■ Data listing
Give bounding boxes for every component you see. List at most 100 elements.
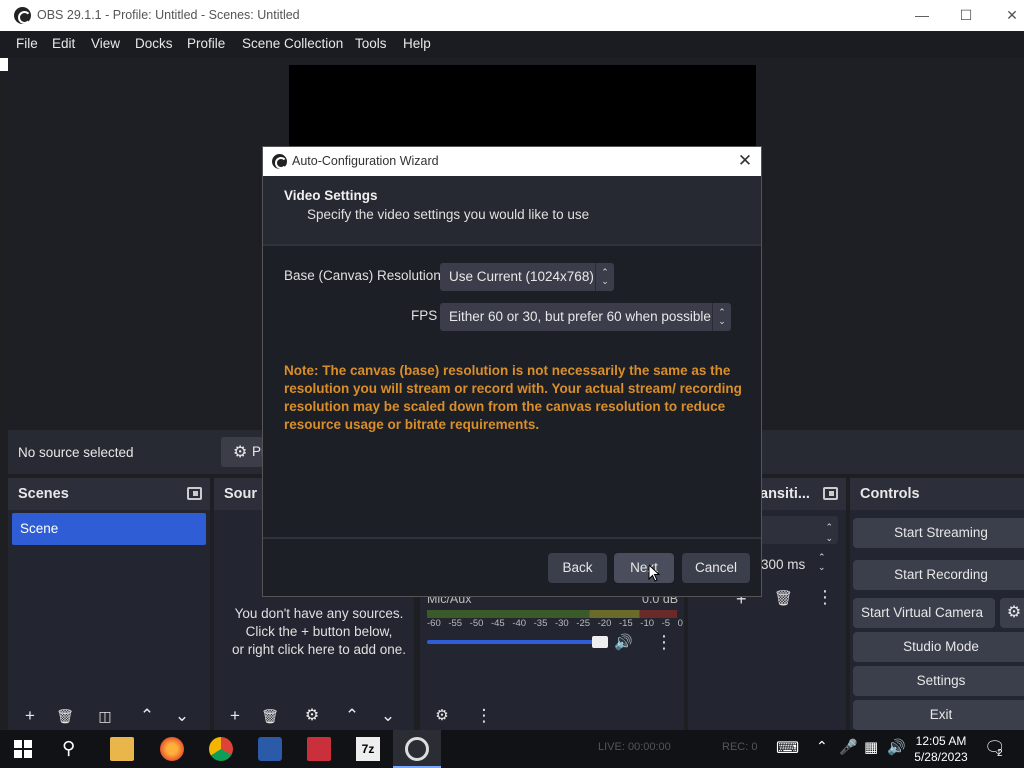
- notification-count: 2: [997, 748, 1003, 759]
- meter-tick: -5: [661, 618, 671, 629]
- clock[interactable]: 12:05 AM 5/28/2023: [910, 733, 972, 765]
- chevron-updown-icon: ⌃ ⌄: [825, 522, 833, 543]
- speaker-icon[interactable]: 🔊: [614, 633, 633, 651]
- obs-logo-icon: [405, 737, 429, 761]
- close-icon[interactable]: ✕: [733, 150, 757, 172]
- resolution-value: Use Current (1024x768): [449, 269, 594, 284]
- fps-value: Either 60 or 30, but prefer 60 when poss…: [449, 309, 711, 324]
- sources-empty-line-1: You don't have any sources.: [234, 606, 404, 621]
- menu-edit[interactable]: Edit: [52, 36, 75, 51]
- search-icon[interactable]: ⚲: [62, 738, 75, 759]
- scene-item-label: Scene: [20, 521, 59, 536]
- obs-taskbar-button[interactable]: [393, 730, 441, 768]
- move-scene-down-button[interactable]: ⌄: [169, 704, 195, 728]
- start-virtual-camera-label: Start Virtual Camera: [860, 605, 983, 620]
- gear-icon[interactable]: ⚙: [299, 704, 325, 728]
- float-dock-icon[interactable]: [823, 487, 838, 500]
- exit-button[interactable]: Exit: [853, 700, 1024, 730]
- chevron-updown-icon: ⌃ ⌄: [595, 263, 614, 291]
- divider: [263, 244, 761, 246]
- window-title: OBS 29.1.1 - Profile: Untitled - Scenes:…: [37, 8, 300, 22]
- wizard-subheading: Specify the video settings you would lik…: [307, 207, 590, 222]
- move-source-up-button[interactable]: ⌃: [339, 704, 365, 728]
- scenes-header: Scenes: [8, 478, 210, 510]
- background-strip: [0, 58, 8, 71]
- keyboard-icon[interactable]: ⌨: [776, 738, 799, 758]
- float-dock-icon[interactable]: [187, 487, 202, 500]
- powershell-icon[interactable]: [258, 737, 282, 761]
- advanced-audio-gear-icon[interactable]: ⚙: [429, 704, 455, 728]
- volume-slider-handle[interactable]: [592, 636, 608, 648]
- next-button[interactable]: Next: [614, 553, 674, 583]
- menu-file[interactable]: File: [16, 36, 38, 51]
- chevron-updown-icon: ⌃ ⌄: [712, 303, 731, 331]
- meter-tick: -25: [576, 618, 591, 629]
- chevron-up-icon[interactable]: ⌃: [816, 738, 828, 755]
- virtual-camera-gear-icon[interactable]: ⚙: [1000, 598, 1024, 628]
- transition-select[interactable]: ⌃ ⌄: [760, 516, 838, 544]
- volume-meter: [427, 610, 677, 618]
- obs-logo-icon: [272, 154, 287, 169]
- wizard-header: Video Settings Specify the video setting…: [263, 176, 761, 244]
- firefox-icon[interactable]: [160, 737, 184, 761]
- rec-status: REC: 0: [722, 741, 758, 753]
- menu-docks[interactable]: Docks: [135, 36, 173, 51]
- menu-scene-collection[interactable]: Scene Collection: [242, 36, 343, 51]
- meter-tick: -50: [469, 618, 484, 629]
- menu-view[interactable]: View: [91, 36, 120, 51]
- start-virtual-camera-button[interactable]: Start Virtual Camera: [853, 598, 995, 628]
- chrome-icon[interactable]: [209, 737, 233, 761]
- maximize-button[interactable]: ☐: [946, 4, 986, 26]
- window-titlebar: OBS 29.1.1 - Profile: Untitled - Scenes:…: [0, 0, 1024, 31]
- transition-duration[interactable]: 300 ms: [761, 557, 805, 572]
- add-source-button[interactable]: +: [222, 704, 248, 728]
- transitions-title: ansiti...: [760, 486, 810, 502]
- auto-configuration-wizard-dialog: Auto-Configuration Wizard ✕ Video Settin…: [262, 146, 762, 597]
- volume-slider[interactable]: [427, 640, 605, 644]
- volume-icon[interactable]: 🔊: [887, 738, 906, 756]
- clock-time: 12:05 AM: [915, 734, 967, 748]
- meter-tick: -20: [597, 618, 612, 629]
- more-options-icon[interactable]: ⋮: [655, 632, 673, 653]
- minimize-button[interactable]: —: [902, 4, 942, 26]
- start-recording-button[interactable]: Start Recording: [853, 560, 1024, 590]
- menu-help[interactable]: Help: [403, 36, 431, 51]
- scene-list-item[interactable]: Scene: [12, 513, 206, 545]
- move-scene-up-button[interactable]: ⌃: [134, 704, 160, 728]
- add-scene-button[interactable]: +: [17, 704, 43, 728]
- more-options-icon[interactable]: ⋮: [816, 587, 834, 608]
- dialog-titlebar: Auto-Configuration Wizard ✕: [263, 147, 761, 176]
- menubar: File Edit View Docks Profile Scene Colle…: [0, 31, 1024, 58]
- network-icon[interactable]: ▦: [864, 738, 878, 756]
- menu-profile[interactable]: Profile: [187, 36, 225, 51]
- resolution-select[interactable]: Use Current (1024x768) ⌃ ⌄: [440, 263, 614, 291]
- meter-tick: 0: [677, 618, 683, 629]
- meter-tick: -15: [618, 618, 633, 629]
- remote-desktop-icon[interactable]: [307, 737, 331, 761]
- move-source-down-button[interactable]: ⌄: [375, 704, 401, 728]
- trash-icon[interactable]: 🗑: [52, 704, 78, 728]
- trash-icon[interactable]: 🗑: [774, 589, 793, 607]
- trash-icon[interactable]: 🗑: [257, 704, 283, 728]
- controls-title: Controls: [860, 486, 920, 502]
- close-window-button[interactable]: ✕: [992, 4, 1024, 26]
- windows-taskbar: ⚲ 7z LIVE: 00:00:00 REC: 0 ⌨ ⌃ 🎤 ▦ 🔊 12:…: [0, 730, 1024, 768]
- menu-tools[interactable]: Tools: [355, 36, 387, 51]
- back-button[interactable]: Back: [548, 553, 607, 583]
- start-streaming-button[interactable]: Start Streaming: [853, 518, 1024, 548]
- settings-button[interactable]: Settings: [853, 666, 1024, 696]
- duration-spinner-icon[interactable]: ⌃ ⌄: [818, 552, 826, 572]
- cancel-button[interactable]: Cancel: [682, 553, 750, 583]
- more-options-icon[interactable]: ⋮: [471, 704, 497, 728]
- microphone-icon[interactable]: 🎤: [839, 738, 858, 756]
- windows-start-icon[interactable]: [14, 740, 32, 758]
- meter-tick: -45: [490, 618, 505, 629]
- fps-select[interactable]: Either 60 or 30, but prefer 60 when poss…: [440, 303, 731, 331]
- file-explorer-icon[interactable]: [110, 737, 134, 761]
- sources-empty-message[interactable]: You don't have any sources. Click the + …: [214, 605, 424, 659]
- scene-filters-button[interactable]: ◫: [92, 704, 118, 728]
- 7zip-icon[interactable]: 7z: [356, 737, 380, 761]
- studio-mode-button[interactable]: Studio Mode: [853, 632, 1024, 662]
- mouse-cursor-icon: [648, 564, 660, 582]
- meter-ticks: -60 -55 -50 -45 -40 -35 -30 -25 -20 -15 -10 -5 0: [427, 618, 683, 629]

■ Task requirements
Copy the data above line for line without changing anything, but leave out the picture.

■ Solution for this task
Give bounding boxes for every component you see. List at most 100 elements.
- notification-count: 2: [997, 748, 1003, 759]
- meter-tick: -5: [661, 618, 671, 629]
- clock[interactable]: 12:05 AM 5/28/2023: [910, 733, 972, 765]
- chevron-updown-icon: ⌃ ⌄: [825, 522, 833, 543]
- speaker-icon[interactable]: 🔊: [614, 633, 633, 651]
- obs-logo-icon: [405, 737, 429, 761]
- close-icon[interactable]: ✕: [733, 150, 757, 172]
- resolution-value: Use Current (1024x768): [449, 269, 594, 284]
- fps-value: Either 60 or 30, but prefer 60 when poss…: [449, 309, 711, 324]
- sources-empty-line-1: You don't have any sources.: [234, 606, 404, 621]
- menu-edit[interactable]: Edit: [52, 36, 75, 51]
- search-icon[interactable]: ⚲: [62, 738, 75, 759]
- scene-item-label: Scene: [20, 521, 59, 536]
- obs-taskbar-button[interactable]: [393, 730, 441, 768]
- move-scene-down-button[interactable]: ⌄: [169, 704, 195, 728]
- start-virtual-camera-label: Start Virtual Camera: [860, 605, 983, 620]
- gear-icon[interactable]: ⚙: [299, 704, 325, 728]
- float-dock-icon[interactable]: [823, 487, 838, 500]
- exit-button[interactable]: Exit: [853, 700, 1024, 730]
- chevron-updown-icon: ⌃ ⌄: [595, 263, 614, 291]
- divider: [263, 244, 761, 246]
- window-title: OBS 29.1.1 - Profile: Untitled - Scenes:…: [37, 8, 300, 22]
- wizard-subheading: Specify the video settings you would lik…: [307, 207, 590, 222]
- move-source-up-button[interactable]: ⌃: [339, 704, 365, 728]
- scenes-header: Scenes: [8, 478, 210, 510]
- background-strip: [0, 58, 8, 71]
- keyboard-icon[interactable]: ⌨: [776, 738, 799, 758]
- float-dock-icon[interactable]: [187, 487, 202, 500]
- powershell-icon[interactable]: [258, 737, 282, 761]
- advanced-audio-gear-icon[interactable]: ⚙: [429, 704, 455, 728]
- volume-slider-handle[interactable]: [592, 636, 608, 648]
- next-button[interactable]: Next: [614, 553, 674, 583]
- menu-file[interactable]: File: [16, 36, 38, 51]
- chevron-updown-icon: ⌃ ⌄: [712, 303, 731, 331]
- meter-tick: -25: [576, 618, 591, 629]
- chevron-up-icon[interactable]: ⌃: [816, 738, 828, 755]
- virtual-camera-gear-icon[interactable]: ⚙: [1000, 598, 1024, 628]
- transition-select[interactable]: ⌃ ⌄: [760, 516, 838, 544]
- volume-meter: [427, 610, 677, 618]
- obs-logo-icon: [272, 154, 287, 169]
- wizard-header: Video Settings Specify the video setting…: [263, 176, 761, 244]
- firefox-icon[interactable]: [160, 737, 184, 761]
- rec-status: REC: 0: [722, 741, 758, 753]
- menu-docks[interactable]: Docks: [135, 36, 173, 51]
- menu-scene-collection[interactable]: Scene Collection: [242, 36, 343, 51]
- meter-tick: -50: [469, 618, 484, 629]
- menu-view[interactable]: View: [91, 36, 120, 51]
- start-virtual-camera-button[interactable]: Start Virtual Camera: [853, 598, 995, 628]
- chrome-icon[interactable]: [209, 737, 233, 761]
- maximize-button[interactable]: ☐: [946, 4, 986, 26]
- window-titlebar: OBS 29.1.1 - Profile: Untitled - Scenes:…: [0, 0, 1024, 31]
- transition-duration[interactable]: 300 ms: [761, 557, 805, 572]
- add-source-button[interactable]: +: [222, 704, 248, 728]
- transitions-title: ansiti...: [760, 486, 810, 502]
- auto-configuration-wizard-dialog: Auto-Configuration Wizard ✕ Video Settin…: [262, 146, 762, 597]
- volume-slider[interactable]: [427, 640, 605, 644]
- volume-icon[interactable]: 🔊: [887, 738, 906, 756]
- clock-time: 12:05 AM: [915, 734, 967, 748]
- meter-tick: -20: [597, 618, 612, 629]
- more-options-icon[interactable]: ⋮: [655, 632, 673, 653]
- minimize-button[interactable]: —: [902, 4, 942, 26]
- start-recording-button[interactable]: Start Recording: [853, 560, 1024, 590]
- menu-help[interactable]: Help: [403, 36, 431, 51]
- scene-list-item[interactable]: Scene: [12, 513, 206, 545]
- move-scene-up-button[interactable]: ⌃: [134, 704, 160, 728]
- add-scene-button[interactable]: +: [17, 704, 43, 728]
- more-options-icon[interactable]: ⋮: [816, 587, 834, 608]
- dialog-titlebar: Auto-Configuration Wizard ✕: [263, 147, 761, 176]
- menubar: File Edit View Docks Profile Scene Colle…: [0, 31, 1024, 58]
- network-icon[interactable]: ▦: [864, 738, 878, 756]
- menu-profile[interactable]: Profile: [187, 36, 225, 51]
- resolution-select[interactable]: Use Current (1024x768) ⌃ ⌄: [440, 263, 614, 291]
- meter-tick: 0: [677, 618, 683, 629]
- meter-tick: -15: [618, 618, 633, 629]
- remote-desktop-icon[interactable]: [307, 737, 331, 761]
- move-source-down-button[interactable]: ⌄: [375, 704, 401, 728]
- trash-icon[interactable]: 🗑: [52, 704, 78, 728]
- trash-icon[interactable]: 🗑: [774, 589, 793, 607]
- trash-icon[interactable]: 🗑: [257, 704, 283, 728]
- controls-title: Controls: [860, 486, 920, 502]
- close-window-button[interactable]: ✕: [992, 4, 1024, 26]
- windows-taskbar: ⚲ 7z LIVE: 00:00:00 REC: 0 ⌨ ⌃ 🎤 ▦ 🔊 12:…: [0, 730, 1024, 768]
- menu-tools[interactable]: Tools: [355, 36, 387, 51]
- back-button[interactable]: Back: [548, 553, 607, 583]
- start-streaming-button[interactable]: Start Streaming: [853, 518, 1024, 548]
- settings-button[interactable]: Settings: [853, 666, 1024, 696]
- duration-spinner-icon[interactable]: ⌃ ⌄: [818, 552, 826, 572]
- cancel-button[interactable]: Cancel: [682, 553, 750, 583]
- more-options-icon[interactable]: ⋮: [471, 704, 497, 728]
- microphone-icon[interactable]: 🎤: [839, 738, 858, 756]
- windows-start-icon[interactable]: [14, 740, 32, 758]
- meter-tick: -45: [490, 618, 505, 629]
- fps-select[interactable]: Either 60 or 30, but prefer 60 when poss…: [440, 303, 731, 331]
- file-explorer-icon[interactable]: [110, 737, 134, 761]
- sources-empty-message[interactable]: You don't have any sources. Click the + …: [214, 605, 424, 659]
- scene-filters-button[interactable]: ◫: [92, 704, 118, 728]
- 7zip-icon[interactable]: 7z: [356, 737, 380, 761]
- studio-mode-button[interactable]: Studio Mode: [853, 632, 1024, 662]
- mouse-cursor-icon: [648, 564, 660, 582]
- meter-ticks: -60 -55 -50 -45 -40 -35 -30 -25 -20 -15 -10 -5 0: [427, 618, 683, 629]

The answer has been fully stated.